__EXERCISE__: Write out all of the entries exactly, please.
--- start SUPPLIED INFORMATION ---
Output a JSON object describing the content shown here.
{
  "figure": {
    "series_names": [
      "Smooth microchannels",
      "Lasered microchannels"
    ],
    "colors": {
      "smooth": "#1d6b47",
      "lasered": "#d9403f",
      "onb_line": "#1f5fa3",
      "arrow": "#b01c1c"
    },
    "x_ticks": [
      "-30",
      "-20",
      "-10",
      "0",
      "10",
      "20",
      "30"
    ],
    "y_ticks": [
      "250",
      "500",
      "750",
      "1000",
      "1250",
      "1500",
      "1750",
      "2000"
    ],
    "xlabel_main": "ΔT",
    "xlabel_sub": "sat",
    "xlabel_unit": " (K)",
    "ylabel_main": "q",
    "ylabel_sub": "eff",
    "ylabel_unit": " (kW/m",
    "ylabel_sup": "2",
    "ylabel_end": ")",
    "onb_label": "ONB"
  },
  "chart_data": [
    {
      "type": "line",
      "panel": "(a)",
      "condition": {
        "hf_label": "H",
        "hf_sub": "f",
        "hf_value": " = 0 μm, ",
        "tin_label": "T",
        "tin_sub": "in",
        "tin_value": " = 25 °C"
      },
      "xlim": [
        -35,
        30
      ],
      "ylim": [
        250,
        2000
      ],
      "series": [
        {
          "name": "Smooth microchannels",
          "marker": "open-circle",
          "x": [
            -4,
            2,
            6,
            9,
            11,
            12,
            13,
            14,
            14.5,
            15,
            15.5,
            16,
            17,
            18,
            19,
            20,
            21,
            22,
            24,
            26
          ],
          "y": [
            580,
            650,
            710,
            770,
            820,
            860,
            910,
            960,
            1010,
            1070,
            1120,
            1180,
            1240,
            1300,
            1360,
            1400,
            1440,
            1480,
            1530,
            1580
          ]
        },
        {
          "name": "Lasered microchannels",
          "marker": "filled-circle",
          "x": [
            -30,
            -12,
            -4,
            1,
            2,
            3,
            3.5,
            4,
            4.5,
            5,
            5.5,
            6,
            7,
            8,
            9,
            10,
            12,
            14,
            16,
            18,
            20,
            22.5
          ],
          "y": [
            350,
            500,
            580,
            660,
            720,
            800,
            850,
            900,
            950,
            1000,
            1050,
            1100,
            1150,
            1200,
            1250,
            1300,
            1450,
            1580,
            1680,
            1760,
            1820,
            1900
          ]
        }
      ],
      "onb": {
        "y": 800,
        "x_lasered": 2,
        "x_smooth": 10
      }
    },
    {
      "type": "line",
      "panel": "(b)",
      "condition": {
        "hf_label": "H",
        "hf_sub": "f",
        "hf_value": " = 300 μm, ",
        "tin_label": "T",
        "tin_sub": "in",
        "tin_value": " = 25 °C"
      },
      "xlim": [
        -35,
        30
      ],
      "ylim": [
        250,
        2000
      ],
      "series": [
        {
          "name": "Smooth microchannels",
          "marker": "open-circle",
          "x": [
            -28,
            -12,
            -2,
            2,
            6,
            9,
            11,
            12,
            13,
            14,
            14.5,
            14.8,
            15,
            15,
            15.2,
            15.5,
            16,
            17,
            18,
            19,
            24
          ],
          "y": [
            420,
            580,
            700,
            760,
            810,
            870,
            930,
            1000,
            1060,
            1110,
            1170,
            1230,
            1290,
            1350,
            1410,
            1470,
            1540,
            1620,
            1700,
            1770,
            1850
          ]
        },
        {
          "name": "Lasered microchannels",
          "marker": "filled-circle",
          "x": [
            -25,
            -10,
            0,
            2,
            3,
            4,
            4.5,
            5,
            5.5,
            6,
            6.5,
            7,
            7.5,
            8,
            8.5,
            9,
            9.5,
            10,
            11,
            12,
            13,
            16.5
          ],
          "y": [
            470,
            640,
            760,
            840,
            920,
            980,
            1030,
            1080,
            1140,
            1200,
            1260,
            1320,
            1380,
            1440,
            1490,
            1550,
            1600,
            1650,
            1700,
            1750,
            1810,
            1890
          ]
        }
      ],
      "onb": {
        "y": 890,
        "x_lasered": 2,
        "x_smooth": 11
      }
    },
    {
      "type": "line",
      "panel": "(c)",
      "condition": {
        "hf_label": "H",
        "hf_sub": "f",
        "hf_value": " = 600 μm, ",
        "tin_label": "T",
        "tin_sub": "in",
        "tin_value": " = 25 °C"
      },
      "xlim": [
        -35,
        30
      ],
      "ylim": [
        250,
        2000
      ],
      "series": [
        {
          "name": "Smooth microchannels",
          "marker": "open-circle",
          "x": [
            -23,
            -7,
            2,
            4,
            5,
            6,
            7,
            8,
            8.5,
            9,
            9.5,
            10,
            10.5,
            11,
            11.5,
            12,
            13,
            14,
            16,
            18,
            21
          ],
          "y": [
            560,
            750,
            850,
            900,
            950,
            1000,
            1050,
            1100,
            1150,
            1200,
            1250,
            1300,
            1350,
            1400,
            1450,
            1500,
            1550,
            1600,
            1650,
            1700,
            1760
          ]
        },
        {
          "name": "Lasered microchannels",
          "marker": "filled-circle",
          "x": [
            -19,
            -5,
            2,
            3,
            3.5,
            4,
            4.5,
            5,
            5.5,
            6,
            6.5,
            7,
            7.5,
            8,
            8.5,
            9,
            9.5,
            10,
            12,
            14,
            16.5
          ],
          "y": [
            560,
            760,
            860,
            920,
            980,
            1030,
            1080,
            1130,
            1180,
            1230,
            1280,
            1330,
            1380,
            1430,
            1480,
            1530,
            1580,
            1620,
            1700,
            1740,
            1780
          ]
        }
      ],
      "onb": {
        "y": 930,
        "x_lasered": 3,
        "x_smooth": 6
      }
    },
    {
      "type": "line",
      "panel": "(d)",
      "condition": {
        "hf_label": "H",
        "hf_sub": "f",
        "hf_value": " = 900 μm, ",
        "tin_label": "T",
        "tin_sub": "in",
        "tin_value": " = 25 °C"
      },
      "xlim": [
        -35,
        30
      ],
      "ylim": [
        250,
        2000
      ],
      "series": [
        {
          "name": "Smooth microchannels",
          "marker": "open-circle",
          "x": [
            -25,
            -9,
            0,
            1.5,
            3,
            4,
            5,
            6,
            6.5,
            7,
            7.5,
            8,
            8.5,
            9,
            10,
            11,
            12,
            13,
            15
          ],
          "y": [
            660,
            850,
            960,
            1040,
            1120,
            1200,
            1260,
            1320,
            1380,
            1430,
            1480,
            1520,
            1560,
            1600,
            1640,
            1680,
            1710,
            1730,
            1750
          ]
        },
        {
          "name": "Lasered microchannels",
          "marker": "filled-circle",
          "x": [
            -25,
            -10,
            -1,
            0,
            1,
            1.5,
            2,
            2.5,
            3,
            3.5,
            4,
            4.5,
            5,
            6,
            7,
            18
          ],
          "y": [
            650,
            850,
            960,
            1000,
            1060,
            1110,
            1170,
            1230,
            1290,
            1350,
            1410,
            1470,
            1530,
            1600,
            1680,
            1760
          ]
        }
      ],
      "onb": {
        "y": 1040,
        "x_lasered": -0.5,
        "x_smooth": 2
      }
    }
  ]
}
--- end SUPPLIED INFORMATION ---
__WRITTEN SOLUTION__:
Output a JSON object describing the content shown here.
{
  "figure": {
    "series_names": [
      "Smooth microchannels",
      "Lasered microchannels"
    ],
    "colors": {
      "smooth": "#1d6b47",
      "lasered": "#d9403f",
      "onb_line": "#1f5fa3",
      "arrow": "#b01c1c"
    },
    "x_ticks": [
      "-30",
      "-20",
      "-10",
      "0",
      "10",
      "20",
      "30"
    ],
    "y_ticks": [
      "250",
      "500",
      "750",
      "1000",
      "1250",
      "1500",
      "1750",
      "2000"
    ],
    "xlabel_main": "ΔT",
    "xlabel_sub": "sat",
    "xlabel_unit": " (K)",
    "ylabel_main": "q",
    "ylabel_sub": "eff",
    "ylabel_unit": " (kW/m",
    "ylabel_sup": "2",
    "ylabel_end": ")",
    "onb_label": "ONB"
  },
  "chart_data": [
    {
      "type": "line",
      "panel": "(a)",
      "condition": {
        "hf_label": "H",
        "hf_sub": "f",
        "hf_value": " = 0 μm, ",
        "tin_label": "T",
        "tin_sub": "in",
        "tin_value": " = 25 °C"
      },
      "xlim": [
        -35,
        30
      ],
      "ylim": [
        250,
        2000
      ],
      "series": [
        {
          "name": "Smooth microchannels",
          "marker": "open-circle",
          "x": [
            -4,
            2,
            6,
            9,
            11,
            12,
            13,
            14,
            14.5,
            15,
            15.5,
            16,
            17,
            18,
            19,
            20,
            21,
            22,
            24,
            26
          ],
          "y": [
            580,
            650,
            710,
            770,
            820,
            860,
            910,
            960,
            1010,
            1070,
            1120,
            1180,
            1240,
            1300,
            1360,
            1400,
            1440,
            1480,
            1530,
            1580
          ]
        },
        {
          "name": "Lasered microchannels",
          "marker": "filled-circle",
          "x": [
            -30,
            -12,
            -4,
            1,
            2,
            3,
            3.5,
            4,
            4.5,
            5,
            5.5,
            6,
            7,
            8,
            9,
            10,
            12,
            14,
            16,
            18,
            20,
            22.5
          ],
          "y": [
            350,
            500,
            580,
            660,
            720,
            800,
            850,
            900,
            950,
            1000,
            1050,
            1100,
            1150,
            1200,
            1250,
            1300,
            1450,
            1580,
            1680,
            1760,
            1820,
            1900
          ]
        }
      ],
      "onb": {
        "y": 800,
        "x_lasered": 2,
        "x_smooth": 10
      }
    },
    {
      "type": "line",
      "panel": "(b)",
      "condition": {
        "hf_label": "H",
        "hf_sub": "f",
        "hf_value": " = 300 μm, ",
        "tin_label": "T",
        "tin_sub": "in",
        "tin_value": " = 25 °C"
      },
      "xlim": [
        -35,
        30
      ],
      "ylim": [
        250,
        2000
      ],
      "series": [
        {
          "name": "Smooth microchannels",
          "marker": "open-circle",
          "x": [
            -28,
            -12,
            -2,
            2,
            6,
            9,
            11,
            12,
            13,
            14,
            14.5,
            14.8,
            15,
            15,
            15.2,
            15.5,
            16,
            17,
            18,
            19,
            24
          ],
          "y": [
            420,
            580,
            700,
            760,
            810,
            870,
            930,
            1000,
            1060,
            1110,
            1170,
            1230,
            1290,
            1350,
            1410,
            1470,
            1540,
            1620,
            1700,
            1770,
            1850
          ]
        },
        {
          "name": "Lasered microchannels",
          "marker": "filled-circle",
          "x": [
            -25,
            -10,
            0,
            2,
            3,
            4,
            4.5,
            5,
            5.5,
            6,
            6.5,
            7,
            7.5,
            8,
            8.5,
            9,
            9.5,
            10,
            11,
            12,
            13,
            16.5
          ],
          "y": [
            470,
            640,
            760,
            840,
            920,
            980,
            1030,
            1080,
            1140,
            1200,
            1260,
            1320,
            1380,
            1440,
            1490,
            1550,
            1600,
            1650,
            1700,
            1750,
            1810,
            1890
          ]
        }
      ],
      "onb": {
        "y": 890,
        "x_lasered": 2,
        "x_smooth": 11
      }
    },
    {
      "type": "line",
      "panel": "(c)",
      "condition": {
        "hf_label": "H",
        "hf_sub": "f",
        "hf_value": " = 600 μm, ",
        "tin_label": "T",
        "tin_sub": "in",
        "tin_value": " = 25 °C"
      },
      "xlim": [
        -35,
        30
      ],
      "ylim": [
        250,
        2000
      ],
      "series": [
        {
          "name": "Smooth microchannels",
          "marker": "open-circle",
          "x": [
            -23,
            -7,
            2,
            4,
            5,
            6,
            7,
            8,
            8.5,
            9,
            9.5,
            10,
            10.5,
            11,
            11.5,
            12,
            13,
            14,
            16,
            18,
            21
          ],
          "y": [
            560,
            750,
            850,
            900,
            950,
            1000,
            1050,
            1100,
            1150,
            1200,
            1250,
            1300,
            1350,
            1400,
            1450,
            1500,
            1550,
            1600,
            1650,
            1700,
            1760
          ]
        },
        {
          "name": "Lasered microchannels",
          "marker": "filled-circle",
          "x": [
            -19,
            -5,
            2,
            3,
            3.5,
            4,
            4.5,
            5,
            5.5,
            6,
            6.5,
            7,
            7.5,
            8,
            8.5,
            9,
            9.5,
            10,
            12,
            14,
            16.5
          ],
          "y": [
            560,
            760,
            860,
            920,
            980,
            1030,
            1080,
            1130,
            1180,
            1230,
            1280,
            1330,
            1380,
            1430,
            1480,
            1530,
            1580,
            1620,
            1700,
            1740,
            1780
          ]
        }
      ],
      "onb": {
        "y": 930,
        "x_lasered": 3,
        "x_smooth": 6
      }
    },
    {
      "type": "line",
      "panel": "(d)",
      "condition": {
        "hf_label": "H",
        "hf_sub": "f",
        "hf_value": " = 900 μm, ",
        "tin_label": "T",
        "tin_sub": "in",
        "tin_value": " = 25 °C"
      },
      "xlim": [
        -35,
        30
      ],
      "ylim": [
        250,
        2000
      ],
      "series": [
        {
          "name": "Smooth microchannels",
          "marker": "open-circle",
          "x": [
            -25,
            -9,
            0,
            1.5,
            3,
            4,
            5,
            6,
            6.5,
            7,
            7.5,
            8,
            8.5,
            9,
            10,
            11,
            12,
            13,
            15
          ],
          "y": [
            660,
            850,
            960,
            1040,
            1120,
            1200,
            1260,
            1320,
            1380,
            1430,
            1480,
            1520,
            1560,
            1600,
            1640,
            1680,
            1710,
            1730,
            1750
          ]
        },
        {
          "name": "Lasered microchannels",
          "marker": "filled-circle",
          "x": [
            -25,
            -10,
            -1,
            0,
            1,
            1.5,
            2,
            2.5,
            3,
            3.5,
            4,
            4.5,
            5,
            6,
            7,
            18
          ],
          "y": [
            650,
            850,
            960,
            1000,
            1060,
            1110,
            1170,
            1230,
            1290,
            1350,
            1410,
            1470,
            1530,
            1600,
            1680,
            1760
          ]
        }
      ],
      "onb": {
        "y": 1040,
        "x_lasered": -0.5,
        "x_smooth": 2
      }
    }
  ]
}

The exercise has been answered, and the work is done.